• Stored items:
## begin

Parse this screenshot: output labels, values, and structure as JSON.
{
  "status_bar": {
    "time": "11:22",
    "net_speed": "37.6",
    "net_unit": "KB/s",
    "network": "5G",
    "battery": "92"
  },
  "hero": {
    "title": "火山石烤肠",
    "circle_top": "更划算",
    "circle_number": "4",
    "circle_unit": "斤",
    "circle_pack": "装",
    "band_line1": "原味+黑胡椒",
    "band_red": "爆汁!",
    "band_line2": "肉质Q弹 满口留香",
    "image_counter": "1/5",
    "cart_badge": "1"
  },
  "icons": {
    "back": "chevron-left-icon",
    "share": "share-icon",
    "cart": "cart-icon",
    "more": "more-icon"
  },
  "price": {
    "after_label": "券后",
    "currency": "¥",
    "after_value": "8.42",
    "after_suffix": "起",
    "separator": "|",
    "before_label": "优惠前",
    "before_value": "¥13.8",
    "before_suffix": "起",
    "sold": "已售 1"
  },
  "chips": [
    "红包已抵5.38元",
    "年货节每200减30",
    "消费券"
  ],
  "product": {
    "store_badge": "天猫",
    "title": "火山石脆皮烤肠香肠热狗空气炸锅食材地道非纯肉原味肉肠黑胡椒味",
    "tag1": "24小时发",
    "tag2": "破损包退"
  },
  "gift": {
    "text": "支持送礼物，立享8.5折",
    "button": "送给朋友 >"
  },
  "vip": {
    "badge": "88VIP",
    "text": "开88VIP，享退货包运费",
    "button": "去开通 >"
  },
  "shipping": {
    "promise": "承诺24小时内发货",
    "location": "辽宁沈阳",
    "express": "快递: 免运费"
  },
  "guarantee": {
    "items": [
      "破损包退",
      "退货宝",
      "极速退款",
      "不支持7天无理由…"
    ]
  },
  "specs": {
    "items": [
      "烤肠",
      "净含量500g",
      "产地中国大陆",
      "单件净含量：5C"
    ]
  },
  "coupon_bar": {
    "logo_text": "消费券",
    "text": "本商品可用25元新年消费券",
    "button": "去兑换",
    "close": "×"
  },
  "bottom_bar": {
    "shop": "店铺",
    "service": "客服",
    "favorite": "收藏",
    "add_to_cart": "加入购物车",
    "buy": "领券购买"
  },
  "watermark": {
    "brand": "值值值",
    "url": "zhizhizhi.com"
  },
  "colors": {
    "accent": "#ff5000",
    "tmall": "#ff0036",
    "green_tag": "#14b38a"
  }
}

## end

• What you need to do: Exactly reproduce all of the entries.

• Task output:
Parse this screenshot: output labels, values, and structure as JSON.
{
  "status_bar": {
    "time": "11:22",
    "net_speed": "37.6",
    "net_unit": "KB/s",
    "network": "5G",
    "battery": "92"
  },
  "hero": {
    "title": "火山石烤肠",
    "circle_top": "更划算",
    "circle_number": "4",
    "circle_unit": "斤",
    "circle_pack": "装",
    "band_line1": "原味+黑胡椒",
    "band_red": "爆汁!",
    "band_line2": "肉质Q弹 满口留香",
    "image_counter": "1/5",
    "cart_badge": "1"
  },
  "icons": {
    "back": "chevron-left-icon",
    "share": "share-icon",
    "cart": "cart-icon",
    "more": "more-icon"
  },
  "price": {
    "after_label": "券后",
    "currency": "¥",
    "after_value": "8.42",
    "after_suffix": "起",
    "separator": "|",
    "before_label": "优惠前",
    "before_value": "¥13.8",
    "before_suffix": "起",
    "sold": "已售 1"
  },
  "chips": [
    "红包已抵5.38元",
    "年货节每200减30",
    "消费券"
  ],
  "product": {
    "store_badge": "天猫",
    "title": "火山石脆皮烤肠香肠热狗空气炸锅食材地道非纯肉原味肉肠黑胡椒味",
    "tag1": "24小时发",
    "tag2": "破损包退"
  },
  "gift": {
    "text": "支持送礼物，立享8.5折",
    "button": "送给朋友 >"
  },
  "vip": {
    "badge": "88VIP",
    "text": "开88VIP，享退货包运费",
    "button": "去开通 >"
  },
  "shipping": {
    "promise": "承诺24小时内发货",
    "location": "辽宁沈阳",
    "express": "快递: 免运费"
  },
  "guarantee": {
    "items": [
      "破损包退",
      "退货宝",
      "极速退款",
      "不支持7天无理由…"
    ]
  },
  "specs": {
    "items": [
      "烤肠",
      "净含量500g",
      "产地中国大陆",
      "单件净含量：5C"
    ]
  },
  "coupon_bar": {
    "logo_text": "消费券",
    "text": "本商品可用25元新年消费券",
    "button": "去兑换",
    "close": "×"
  },
  "bottom_bar": {
    "shop": "店铺",
    "service": "客服",
    "favorite": "收藏",
    "add_to_cart": "加入购物车",
    "buy": "领券购买"
  },
  "watermark": {
    "brand": "值值值",
    "url": "zhizhizhi.com"
  },
  "colors": {
    "accent": "#ff5000",
    "tmall": "#ff0036",
    "green_tag": "#14b38a"
  }
}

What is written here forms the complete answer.